--- GIVEN INSTRUCTION ---
Scan the records below. List lines holding "Seeds".

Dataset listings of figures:
* * * * * * * * *

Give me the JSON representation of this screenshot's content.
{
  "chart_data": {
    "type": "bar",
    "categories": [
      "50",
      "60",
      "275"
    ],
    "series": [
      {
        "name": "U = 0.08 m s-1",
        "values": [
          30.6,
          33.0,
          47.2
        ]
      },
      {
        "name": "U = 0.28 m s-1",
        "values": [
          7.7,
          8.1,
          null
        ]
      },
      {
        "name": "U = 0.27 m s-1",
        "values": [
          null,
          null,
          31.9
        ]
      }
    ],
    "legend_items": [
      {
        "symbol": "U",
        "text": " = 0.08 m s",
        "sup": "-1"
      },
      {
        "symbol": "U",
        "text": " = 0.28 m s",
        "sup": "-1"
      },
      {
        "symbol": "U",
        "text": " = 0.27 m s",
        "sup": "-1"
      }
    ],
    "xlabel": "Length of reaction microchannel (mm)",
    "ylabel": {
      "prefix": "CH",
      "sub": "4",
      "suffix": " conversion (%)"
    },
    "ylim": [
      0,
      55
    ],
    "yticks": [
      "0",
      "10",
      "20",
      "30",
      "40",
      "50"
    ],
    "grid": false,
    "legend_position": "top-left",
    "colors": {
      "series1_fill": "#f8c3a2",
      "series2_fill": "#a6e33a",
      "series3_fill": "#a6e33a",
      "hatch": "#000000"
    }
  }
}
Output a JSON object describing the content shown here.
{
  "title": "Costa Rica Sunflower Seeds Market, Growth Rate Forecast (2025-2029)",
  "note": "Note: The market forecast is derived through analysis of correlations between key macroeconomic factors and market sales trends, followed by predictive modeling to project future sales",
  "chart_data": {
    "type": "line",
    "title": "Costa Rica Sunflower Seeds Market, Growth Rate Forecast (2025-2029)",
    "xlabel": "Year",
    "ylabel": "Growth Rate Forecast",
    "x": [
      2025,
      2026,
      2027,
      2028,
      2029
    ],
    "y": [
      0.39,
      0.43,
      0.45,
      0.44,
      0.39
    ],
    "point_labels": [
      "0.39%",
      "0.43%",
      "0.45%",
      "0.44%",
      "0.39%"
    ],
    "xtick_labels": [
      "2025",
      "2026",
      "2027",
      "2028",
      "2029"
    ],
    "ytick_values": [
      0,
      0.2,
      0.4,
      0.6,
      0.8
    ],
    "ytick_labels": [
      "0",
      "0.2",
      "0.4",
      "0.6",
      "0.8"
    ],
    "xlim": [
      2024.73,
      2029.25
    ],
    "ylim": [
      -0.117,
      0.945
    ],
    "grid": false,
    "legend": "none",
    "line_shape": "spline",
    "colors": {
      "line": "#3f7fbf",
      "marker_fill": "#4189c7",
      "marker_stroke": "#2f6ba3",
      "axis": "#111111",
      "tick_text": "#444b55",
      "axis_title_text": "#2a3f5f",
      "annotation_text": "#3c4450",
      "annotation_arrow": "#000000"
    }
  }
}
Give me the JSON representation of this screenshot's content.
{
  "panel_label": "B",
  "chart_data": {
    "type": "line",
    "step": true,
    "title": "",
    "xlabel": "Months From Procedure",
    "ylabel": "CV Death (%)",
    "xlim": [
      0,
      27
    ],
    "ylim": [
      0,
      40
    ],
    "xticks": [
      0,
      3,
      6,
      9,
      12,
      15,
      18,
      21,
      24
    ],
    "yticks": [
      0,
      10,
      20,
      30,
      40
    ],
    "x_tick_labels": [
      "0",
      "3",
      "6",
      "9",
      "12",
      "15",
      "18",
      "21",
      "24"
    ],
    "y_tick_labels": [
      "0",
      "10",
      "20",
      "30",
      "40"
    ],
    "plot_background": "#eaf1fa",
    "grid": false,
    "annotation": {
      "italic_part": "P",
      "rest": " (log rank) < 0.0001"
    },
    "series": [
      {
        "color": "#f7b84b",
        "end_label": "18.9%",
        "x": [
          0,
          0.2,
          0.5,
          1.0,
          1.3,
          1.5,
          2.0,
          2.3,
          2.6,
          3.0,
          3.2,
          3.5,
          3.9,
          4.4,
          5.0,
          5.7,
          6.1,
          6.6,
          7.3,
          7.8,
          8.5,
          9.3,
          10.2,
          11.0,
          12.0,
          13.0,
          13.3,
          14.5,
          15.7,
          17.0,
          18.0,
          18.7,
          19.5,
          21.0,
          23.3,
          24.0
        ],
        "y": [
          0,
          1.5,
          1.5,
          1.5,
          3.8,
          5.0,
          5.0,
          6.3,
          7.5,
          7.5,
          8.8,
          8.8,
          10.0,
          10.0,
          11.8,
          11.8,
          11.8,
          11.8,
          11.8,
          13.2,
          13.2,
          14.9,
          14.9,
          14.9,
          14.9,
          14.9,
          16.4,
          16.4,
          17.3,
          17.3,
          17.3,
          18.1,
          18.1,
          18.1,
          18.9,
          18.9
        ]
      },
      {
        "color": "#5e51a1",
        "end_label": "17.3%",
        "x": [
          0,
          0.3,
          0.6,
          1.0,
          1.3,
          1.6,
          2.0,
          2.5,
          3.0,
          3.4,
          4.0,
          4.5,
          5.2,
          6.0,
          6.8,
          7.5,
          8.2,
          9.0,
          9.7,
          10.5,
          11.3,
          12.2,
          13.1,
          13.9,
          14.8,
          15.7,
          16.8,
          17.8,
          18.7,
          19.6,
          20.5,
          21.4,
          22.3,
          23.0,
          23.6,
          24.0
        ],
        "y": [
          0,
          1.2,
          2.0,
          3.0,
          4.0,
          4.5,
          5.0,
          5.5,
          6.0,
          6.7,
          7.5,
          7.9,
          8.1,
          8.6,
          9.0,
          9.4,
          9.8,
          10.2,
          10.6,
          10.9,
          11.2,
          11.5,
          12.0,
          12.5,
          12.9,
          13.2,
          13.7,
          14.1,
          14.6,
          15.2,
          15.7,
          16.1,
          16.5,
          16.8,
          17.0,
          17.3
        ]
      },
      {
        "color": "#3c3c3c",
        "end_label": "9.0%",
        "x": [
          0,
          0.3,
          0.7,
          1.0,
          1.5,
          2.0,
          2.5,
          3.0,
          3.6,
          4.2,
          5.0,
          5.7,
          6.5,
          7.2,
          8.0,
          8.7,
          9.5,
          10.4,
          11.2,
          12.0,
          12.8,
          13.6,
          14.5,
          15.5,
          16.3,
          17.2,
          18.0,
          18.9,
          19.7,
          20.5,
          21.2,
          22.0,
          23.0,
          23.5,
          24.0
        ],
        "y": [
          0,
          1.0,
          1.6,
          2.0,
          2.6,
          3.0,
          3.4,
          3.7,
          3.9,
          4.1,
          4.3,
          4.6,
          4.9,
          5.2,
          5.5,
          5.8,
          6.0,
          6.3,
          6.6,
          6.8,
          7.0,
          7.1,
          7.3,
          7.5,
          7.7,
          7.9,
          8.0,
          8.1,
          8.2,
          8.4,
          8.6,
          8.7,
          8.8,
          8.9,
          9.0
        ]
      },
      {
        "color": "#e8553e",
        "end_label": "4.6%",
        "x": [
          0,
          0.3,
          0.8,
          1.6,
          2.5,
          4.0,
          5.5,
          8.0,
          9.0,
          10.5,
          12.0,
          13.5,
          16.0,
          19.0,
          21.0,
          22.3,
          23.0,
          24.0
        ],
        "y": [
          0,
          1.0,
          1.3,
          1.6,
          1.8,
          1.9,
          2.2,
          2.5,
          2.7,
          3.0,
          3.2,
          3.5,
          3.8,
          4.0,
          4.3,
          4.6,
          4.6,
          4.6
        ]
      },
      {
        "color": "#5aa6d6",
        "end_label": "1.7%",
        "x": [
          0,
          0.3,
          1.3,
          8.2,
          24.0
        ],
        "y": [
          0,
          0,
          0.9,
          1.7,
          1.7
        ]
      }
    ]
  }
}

* * * * * * * * *

--- COMPLETE ANSWER ---
  "title": "Costa Rica Sunflower Seeds Market, Growth Rate Forecast (2025-2029)",
    "title": "Costa Rica Sunflower Seeds Market, Growth Rate Forecast (2025-2029)",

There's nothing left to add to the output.